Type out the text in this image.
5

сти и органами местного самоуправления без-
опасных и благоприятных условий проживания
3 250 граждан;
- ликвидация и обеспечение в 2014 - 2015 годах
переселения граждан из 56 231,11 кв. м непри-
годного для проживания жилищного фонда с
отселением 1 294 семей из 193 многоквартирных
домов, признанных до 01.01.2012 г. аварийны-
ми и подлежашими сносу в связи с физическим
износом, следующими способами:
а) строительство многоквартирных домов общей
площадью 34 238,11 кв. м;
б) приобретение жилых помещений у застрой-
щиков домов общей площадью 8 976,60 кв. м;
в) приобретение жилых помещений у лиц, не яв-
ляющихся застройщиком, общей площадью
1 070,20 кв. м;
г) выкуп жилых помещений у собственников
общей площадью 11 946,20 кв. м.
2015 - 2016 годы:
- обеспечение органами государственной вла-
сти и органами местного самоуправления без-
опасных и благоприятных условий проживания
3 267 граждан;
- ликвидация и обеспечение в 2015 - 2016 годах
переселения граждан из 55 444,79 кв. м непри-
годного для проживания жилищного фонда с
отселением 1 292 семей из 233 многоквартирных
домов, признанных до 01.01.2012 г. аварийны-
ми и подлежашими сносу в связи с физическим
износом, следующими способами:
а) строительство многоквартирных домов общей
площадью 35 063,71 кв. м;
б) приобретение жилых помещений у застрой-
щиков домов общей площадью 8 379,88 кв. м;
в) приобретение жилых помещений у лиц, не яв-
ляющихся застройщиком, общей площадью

============================================================

Find how many lines in the records contain the string "граждан", then give the number alone.

4